# Stored records
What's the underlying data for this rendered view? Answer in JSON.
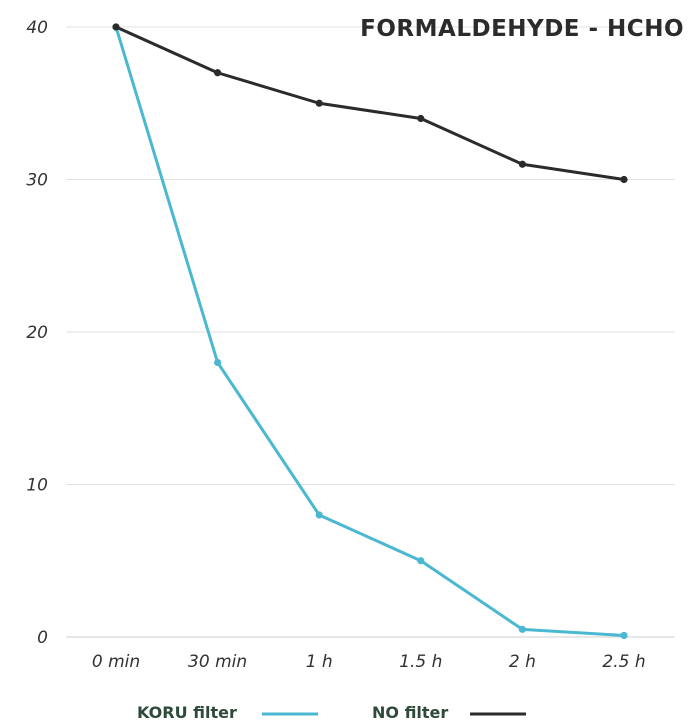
{
  "chart_data": {
    "type": "line",
    "title": "FORMALDEHYDE - HCHO",
    "xlabel": "",
    "ylabel": "",
    "categories": [
      "0 min",
      "30 min",
      "1 h",
      "1.5 h",
      "2 h",
      "2.5 h"
    ],
    "ylim": [
      0,
      40
    ],
    "yticks": [
      0,
      10,
      20,
      30,
      40
    ],
    "grid": true,
    "legend_position": "bottom",
    "series": [
      {
        "name": "KORU filter",
        "color": "#4bb8d1",
        "values": [
          40,
          18,
          8,
          5,
          0.5,
          0.1
        ]
      },
      {
        "name": "NO filter",
        "color": "#2b2b2b",
        "values": [
          40,
          37,
          35,
          34,
          31,
          30
        ]
      }
    ]
  }
}
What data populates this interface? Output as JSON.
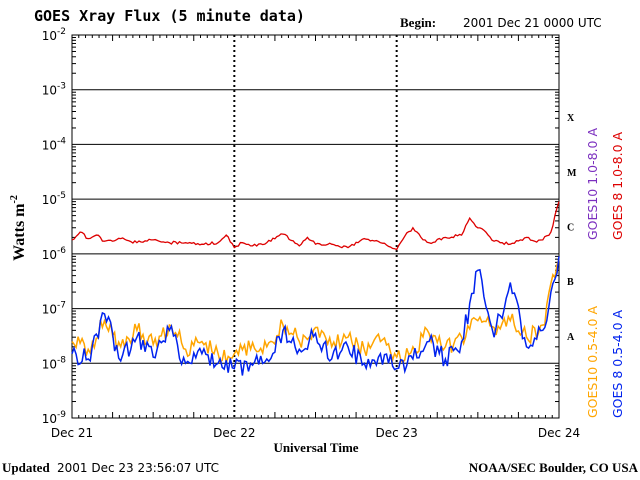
{
  "header": {
    "title": "GOES Xray Flux (5 minute data)",
    "begin_label": "Begin:",
    "begin_value": "2001 Dec 21 0000 UTC"
  },
  "footer": {
    "updated_label": "Updated",
    "updated_value": "2001 Dec 23 23:56:07 UTC",
    "source": "NOAA/SEC Boulder, CO USA"
  },
  "chart_data": {
    "type": "line",
    "title": "GOES Xray Flux (5 minute data)",
    "xlabel": "Universal Time",
    "ylabel": "Watts m",
    "ylabel_superscript": "-2",
    "yscale": "log",
    "ylim": [
      1e-09,
      0.01
    ],
    "y_ticks": [
      {
        "base": "10",
        "exp": "-2",
        "value": 0.01
      },
      {
        "base": "10",
        "exp": "-3",
        "value": 0.001
      },
      {
        "base": "10",
        "exp": "-4",
        "value": 0.0001
      },
      {
        "base": "10",
        "exp": "-5",
        "value": 1e-05
      },
      {
        "base": "10",
        "exp": "-6",
        "value": 1e-06
      },
      {
        "base": "10",
        "exp": "-7",
        "value": 1e-07
      },
      {
        "base": "10",
        "exp": "-8",
        "value": 1e-08
      },
      {
        "base": "10",
        "exp": "-9",
        "value": 1e-09
      }
    ],
    "x_ticks": [
      "Dec 21",
      "Dec 22",
      "Dec 23",
      "Dec 24"
    ],
    "flare_classes": [
      {
        "label": "X",
        "value": 0.000316
      },
      {
        "label": "M",
        "value": 3.16e-05
      },
      {
        "label": "C",
        "value": 3.16e-06
      },
      {
        "label": "B",
        "value": 3.16e-07
      },
      {
        "label": "A",
        "value": 3.16e-08
      }
    ],
    "grid": true,
    "legend_placement": "right",
    "colors": {
      "goes10_long": "#7b2fbf",
      "goes8_long": "#dd0000",
      "goes10_short": "#ffa500",
      "goes8_short": "#0022ee"
    },
    "series": [
      {
        "name": "GOES10 1.0-8.0 A",
        "color": "#7b2fbf",
        "x_days": [
          0,
          3
        ],
        "values": []
      },
      {
        "name": "GOES 8 1.0-8.0 A",
        "color": "#dd0000",
        "x_days": [
          0,
          0.05,
          0.1,
          0.15,
          0.2,
          0.3,
          0.4,
          0.5,
          0.6,
          0.7,
          0.8,
          0.9,
          0.95,
          1.0,
          1.05,
          1.1,
          1.2,
          1.3,
          1.4,
          1.45,
          1.5,
          1.6,
          1.7,
          1.8,
          1.9,
          2.0,
          2.05,
          2.1,
          2.15,
          2.2,
          2.3,
          2.4,
          2.45,
          2.5,
          2.55,
          2.6,
          2.7,
          2.8,
          2.85,
          2.9,
          2.95,
          3.0
        ],
        "values": [
          1.8e-06,
          2.5e-06,
          1.9e-06,
          2.2e-06,
          1.7e-06,
          1.9e-06,
          1.6e-06,
          1.8e-06,
          1.6e-06,
          1.6e-06,
          1.5e-06,
          1.6e-06,
          2.2e-06,
          1.3e-06,
          1.6e-06,
          1.4e-06,
          1.6e-06,
          2.3e-06,
          1.4e-06,
          2e-06,
          1.5e-06,
          1.5e-06,
          1.3e-06,
          1.9e-06,
          1.6e-06,
          1.2e-06,
          2.1e-06,
          3e-06,
          2e-06,
          1.6e-06,
          2e-06,
          2.2e-06,
          4.5e-06,
          3e-06,
          2.5e-06,
          1.7e-06,
          1.5e-06,
          2e-06,
          1.7e-06,
          1.8e-06,
          2.5e-06,
          9e-06
        ]
      },
      {
        "name": "GOES10 0.5-4.0 A",
        "color": "#ffa500",
        "x_days": [
          0,
          0.1,
          0.2,
          0.3,
          0.4,
          0.5,
          0.6,
          0.7,
          0.8,
          0.9,
          1.0,
          1.1,
          1.2,
          1.3,
          1.4,
          1.5,
          1.6,
          1.7,
          1.8,
          1.9,
          2.0,
          2.1,
          2.2,
          2.3,
          2.4,
          2.5,
          2.6,
          2.7,
          2.8,
          2.9,
          3.0
        ],
        "values": [
          2.5e-08,
          1.8e-08,
          6e-08,
          2e-08,
          4e-08,
          2.2e-08,
          5e-08,
          1.8e-08,
          2.5e-08,
          1.5e-08,
          1.5e-08,
          1.8e-08,
          2e-08,
          5e-08,
          2.5e-08,
          4.5e-08,
          2e-08,
          3e-08,
          1.8e-08,
          2.5e-08,
          1.3e-08,
          2e-08,
          3.5e-08,
          2e-08,
          3e-08,
          6e-08,
          4.5e-08,
          6e-08,
          3e-08,
          5e-08,
          8e-07
        ]
      },
      {
        "name": "GOES 8 0.5-4.0 A",
        "color": "#0022ee",
        "x_days": [
          0,
          0.1,
          0.2,
          0.3,
          0.4,
          0.5,
          0.6,
          0.7,
          0.8,
          0.9,
          1.0,
          1.1,
          1.2,
          1.3,
          1.4,
          1.5,
          1.6,
          1.7,
          1.8,
          1.9,
          2.0,
          2.1,
          2.2,
          2.3,
          2.4,
          2.5,
          2.6,
          2.7,
          2.8,
          2.9,
          3.0
        ],
        "values": [
          1.5e-08,
          1.2e-08,
          8e-08,
          1.1e-08,
          3e-08,
          1.3e-08,
          4e-08,
          1e-08,
          1.5e-08,
          1e-08,
          8e-09,
          1e-08,
          1.2e-08,
          4e-08,
          1.8e-08,
          3.5e-08,
          1.2e-08,
          2e-08,
          1e-08,
          1.5e-08,
          8e-09,
          1.2e-08,
          2.5e-08,
          1.2e-08,
          2.5e-08,
          5e-07,
          3e-08,
          3e-07,
          2e-08,
          4e-08,
          9e-07
        ]
      }
    ]
  }
}
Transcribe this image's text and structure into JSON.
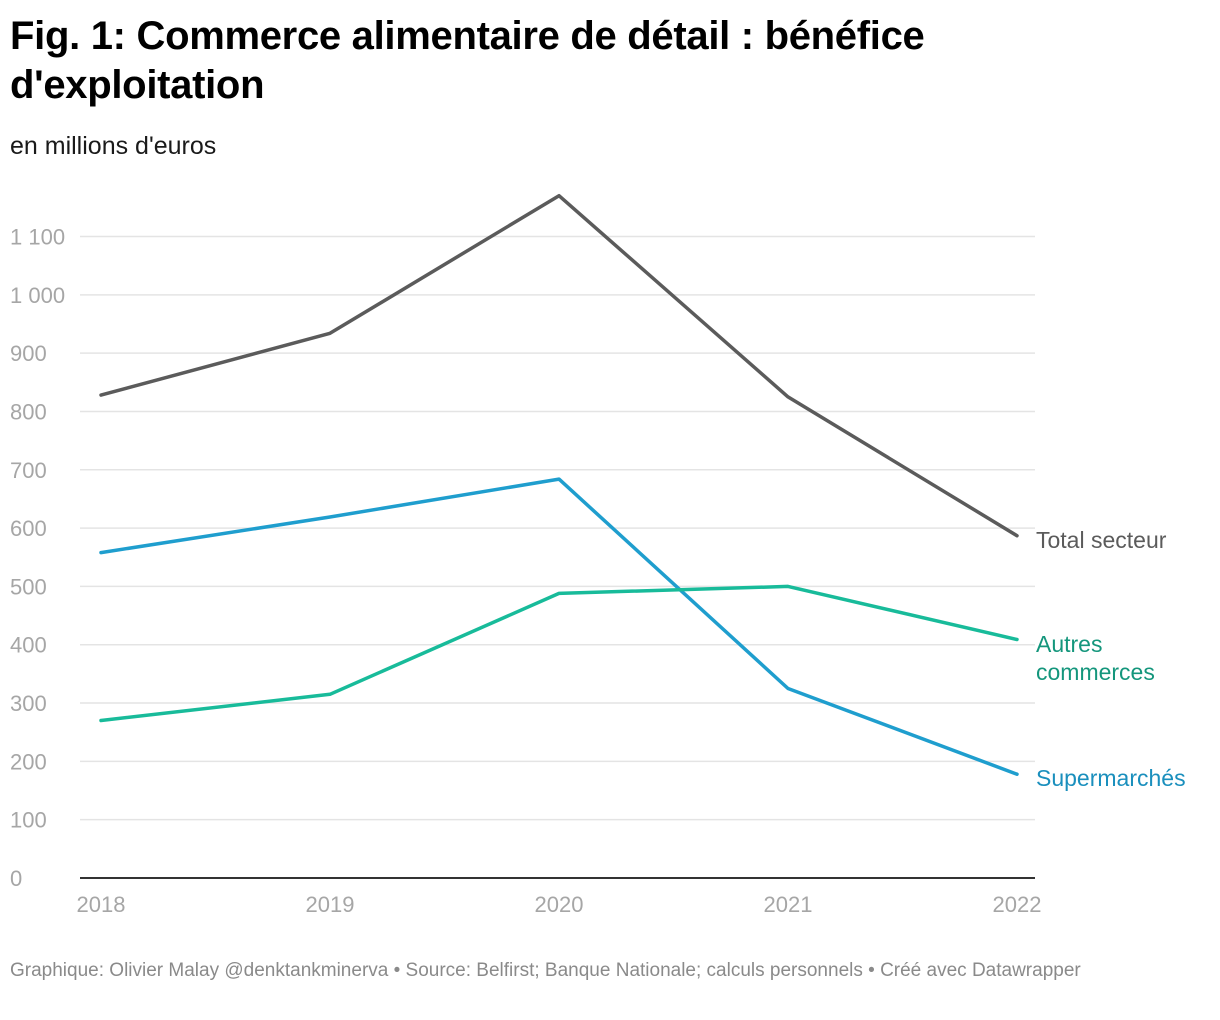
{
  "header": {
    "title": "Fig. 1: Commerce alimentaire de détail : bénéfice d'exploitation",
    "subtitle": "en millions d'euros"
  },
  "footer": {
    "credit": "Graphique: Olivier Malay @denktankminerva • Source: Belfirst; Banque Nationale; calculs personnels • Créé avec Datawrapper"
  },
  "chart_data": {
    "type": "line",
    "title": "Fig. 1: Commerce alimentaire de détail : bénéfice d'exploitation",
    "subtitle": "en millions d'euros",
    "xlabel": "",
    "ylabel": "",
    "x": [
      "2018",
      "2019",
      "2020",
      "2021",
      "2022"
    ],
    "ylim": [
      0,
      1100
    ],
    "yticks": [
      0,
      100,
      200,
      300,
      400,
      500,
      600,
      700,
      800,
      900,
      1000,
      1100
    ],
    "ytick_labels": [
      "0",
      "100",
      "200",
      "300",
      "400",
      "500",
      "600",
      "700",
      "800",
      "900",
      "1 000",
      "1 100"
    ],
    "grid": true,
    "legend": "direct labels at line ends",
    "series": [
      {
        "name": "Total secteur",
        "label_lines": [
          "Total secteur"
        ],
        "color": "#5b5b5b",
        "label_color": "#5b5b5b",
        "values": [
          828,
          934,
          1170,
          825,
          587
        ]
      },
      {
        "name": "Supermarchés",
        "label_lines": [
          "Supermarchés"
        ],
        "color": "#1f9ece",
        "label_color": "#1a8fbd",
        "values": [
          558,
          619,
          684,
          325,
          178
        ]
      },
      {
        "name": "Autres commerces",
        "label_lines": [
          "Autres",
          "commerces"
        ],
        "color": "#18bb9a",
        "label_color": "#14967c",
        "values": [
          270,
          315,
          488,
          500,
          409
        ]
      }
    ]
  }
}
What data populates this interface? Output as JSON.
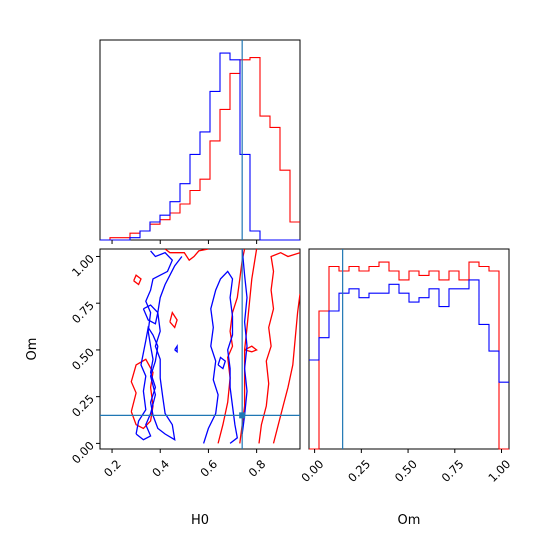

# Challenge
Pick out each line that holds the string "JSON".

# Answer for the task
What's the underlying data for this rendered view? Answer in JSON.
What data populates this interface? Output as JSON.
Transcribe this image's text and structure into JSON.
What data populates this interface? Output as JSON.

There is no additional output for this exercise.